═════ EXCERTO FORNECIDO ═════
[…e no salão de festas enchemos os espelhos longos com as danças de mãe e filha e eu juro que nos consegui ver vestidas à l’époque, no reflexo devolvido pelo espelho].
Sempre que vejo uma casa antiga, vazia, penso: como seria quando ainda era cheia?
A vida, as paredes novas, cada divisão com uma função. O quarto do filho que está quase a chegar, o quarto dos irmãos, dos pais e avós. Os dias – bons e maus -feitos a três ou mais gerações, feitos sobre esse mesmo tecto. A sala onde todos se juntam, a mesa: grande, sempre aberta, sempre cheia e sempre com um lugar a mais, para quem chegar.
Gostava de ter entrado nesta casa – uma das mais emblemáticas casas senhoriais da antiga aristocracia goesa – há três séculos atrás. Gostava de ter visto os seus dias cheios, a mesa cheia, os dedos no piano e o som dele a encher cada divisão. O salão de festas: em danças e vestidos que se repetem nos seus longos espelhos.
═════
» TAREFA A
No excerto sobre a casa senhorial goesa, o que se repete nos longos espelhos do salão de festas?
» TAREFA B
Prossiga o excerto sobre a casa senhorial goesa a partir da última frase apresentada.
Os registos abaixo provêm de outra fonte.
═════ LINHAS ═════
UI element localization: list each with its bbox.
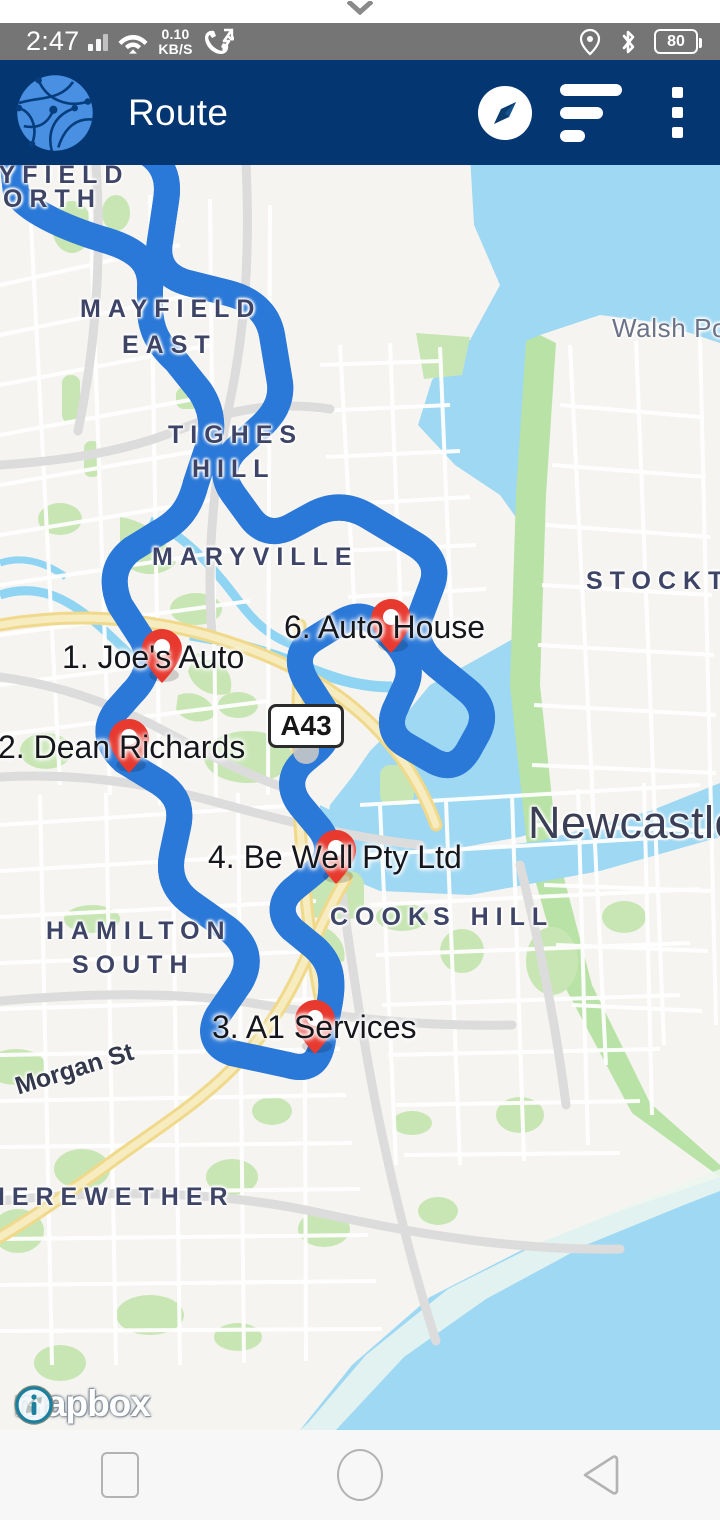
battery-icon: 80	[654, 29, 702, 54]
network-rate-value: 0.10	[161, 26, 190, 43]
page-title: Route	[128, 91, 229, 133]
location-icon	[579, 28, 601, 55]
bluetooth-icon	[622, 30, 635, 53]
compass-button[interactable]	[462, 60, 548, 165]
status-bar-left: 2:47 0.10 KB/S	[0, 27, 234, 56]
road-shield-a43: A43	[268, 704, 344, 748]
square-icon	[101, 1452, 139, 1498]
notch-strip	[0, 0, 720, 23]
triangle-left-icon	[583, 1455, 619, 1495]
nav-back-button[interactable]	[540, 1430, 660, 1520]
overflow-menu-button[interactable]	[634, 60, 720, 165]
sort-icon	[560, 83, 622, 142]
network-rate-unit: KB/S	[158, 40, 193, 57]
map-marker-2[interactable]	[107, 717, 151, 775]
android-nav-bar	[0, 1430, 720, 1520]
wifi-icon	[118, 34, 148, 54]
sort-button[interactable]	[548, 60, 634, 165]
compass-icon	[478, 85, 532, 140]
nav-recents-button[interactable]	[60, 1430, 180, 1520]
map-info-button[interactable]	[14, 1385, 54, 1425]
map-marker-6[interactable]	[369, 597, 413, 655]
map-canvas[interactable]: MAYFIELD NORTH MAYFIELD EAST TIGHES HILL…	[0, 165, 720, 1430]
status-bar-right: 80	[578, 28, 720, 56]
app-bar: Route	[0, 60, 720, 165]
map-attribution: mapbox	[14, 1385, 151, 1425]
data-transfer-icon	[204, 28, 234, 54]
battery-level: 80	[667, 32, 685, 50]
map-marker-3[interactable]	[293, 998, 337, 1056]
status-bar: 2:47 0.10 KB/S 80	[0, 23, 720, 60]
app-bar-actions	[462, 60, 720, 165]
map-marker-1[interactable]	[140, 627, 184, 685]
map-marker-4[interactable]	[314, 828, 358, 886]
network-rate-indicator: 0.10 KB/S	[158, 27, 192, 56]
map-basemap	[0, 165, 720, 1430]
app-logo-globe	[15, 74, 93, 151]
chevron-down-icon	[347, 1, 373, 15]
status-clock: 2:47	[26, 26, 80, 56]
more-vert-icon	[671, 87, 683, 138]
circle-icon	[337, 1449, 383, 1501]
nav-home-button[interactable]	[300, 1430, 420, 1520]
signal-bars-icon	[88, 32, 109, 51]
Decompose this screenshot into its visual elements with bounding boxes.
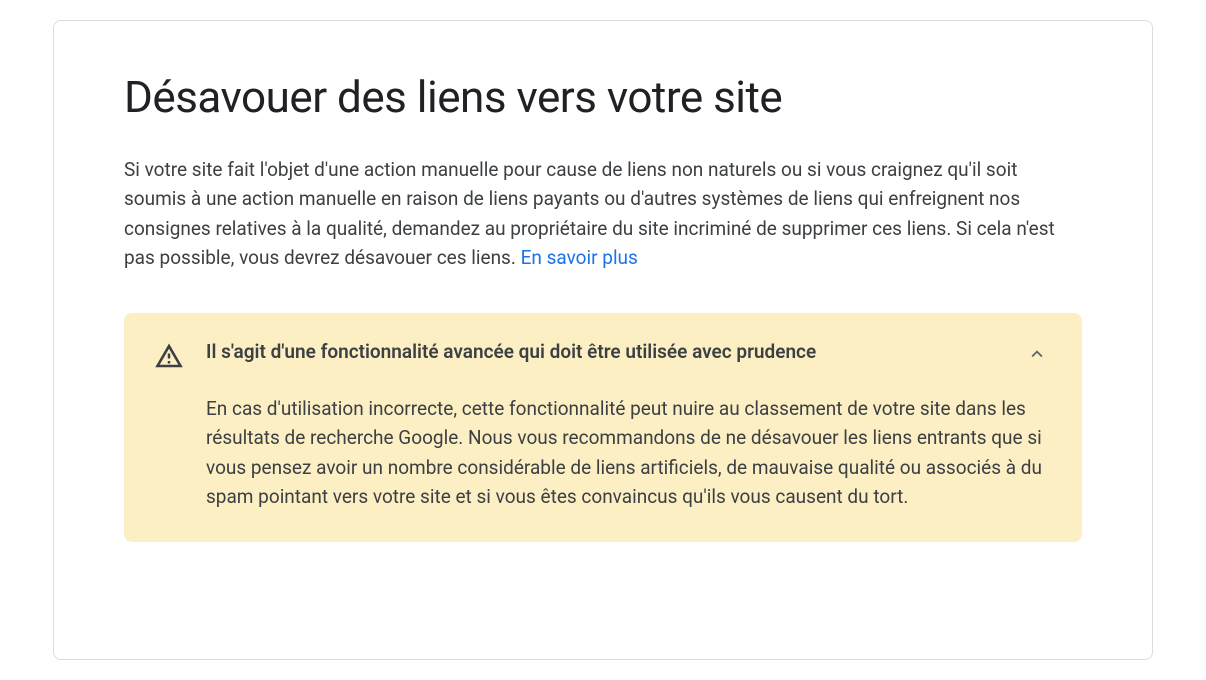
learn-more-link[interactable]: En savoir plus [521,246,638,269]
warning-panel: Il s'agit d'une fonctionnalité avancée q… [124,313,1082,542]
warning-content: Il s'agit d'une fonctionnalité avancée q… [206,339,1052,512]
warning-title: Il s'agit d'une fonctionnalité avancée q… [206,339,816,366]
chevron-up-icon [1026,343,1048,368]
intro-paragraph: Si votre site fait l'objet d'une action … [124,155,1082,273]
collapse-toggle-button[interactable] [1022,339,1052,372]
warning-icon [154,339,184,375]
warning-header[interactable]: Il s'agit d'une fonctionnalité avancée q… [206,339,1052,372]
page-title: Désavouer des liens vers votre site [124,71,1082,123]
warning-body: En cas d'utilisation incorrecte, cette f… [206,394,1052,512]
main-card: Désavouer des liens vers votre site Si v… [53,20,1153,660]
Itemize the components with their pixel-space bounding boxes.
═════
» RESPOSTA A
Danças e vestidos.

» RESPOSTA B
Quantos bailes? Quantas danças? Quantas festas? Quantos nascimentos? Quantos pensamentos ? Quantos pensadores? Quantos escritos do célebre jornalista Luís de Menezes Bragança – aqui nascido? Heraldo, O Debate e Diário da Noite os periódicos de língua portuguesa onde não refreava a sátira às políticas de administração colonial. E depois…quantos adeus, quantas mortes, quantos fins?
Hoje é casa vazia no meio da aldeia goesa de Chandor. Vazia de vida e casa dividida, em ala esquerda e ala direita. A primeira pertencente aos Bragança Pereira e a segunda aos Menezes Bragança. Hoje falam as dificuldades em manter o património desta casa secular e de tudo o que ela guarda.
São 400 anos que se contam nas janelas de vidros coloridos, chegados de Veneza; nos mosaicos portugueses, que se estendem até ao jardim; no cristal dos candelabros belgas; nas porcelanas finas oferecidas em visitas oficiais à China, ao Japão; nas pratas portuguesas e inglesas e no espólio de livros e nos retratos dos antepassados, pintados a óleo.
E nós vimos todas estas coisas, e no salão de festas enchemos os espelhos com as danças de mãe e filha e eu juro que nos consegui ver vestidas à l’époque, no reflexo devolvido pelo espelho.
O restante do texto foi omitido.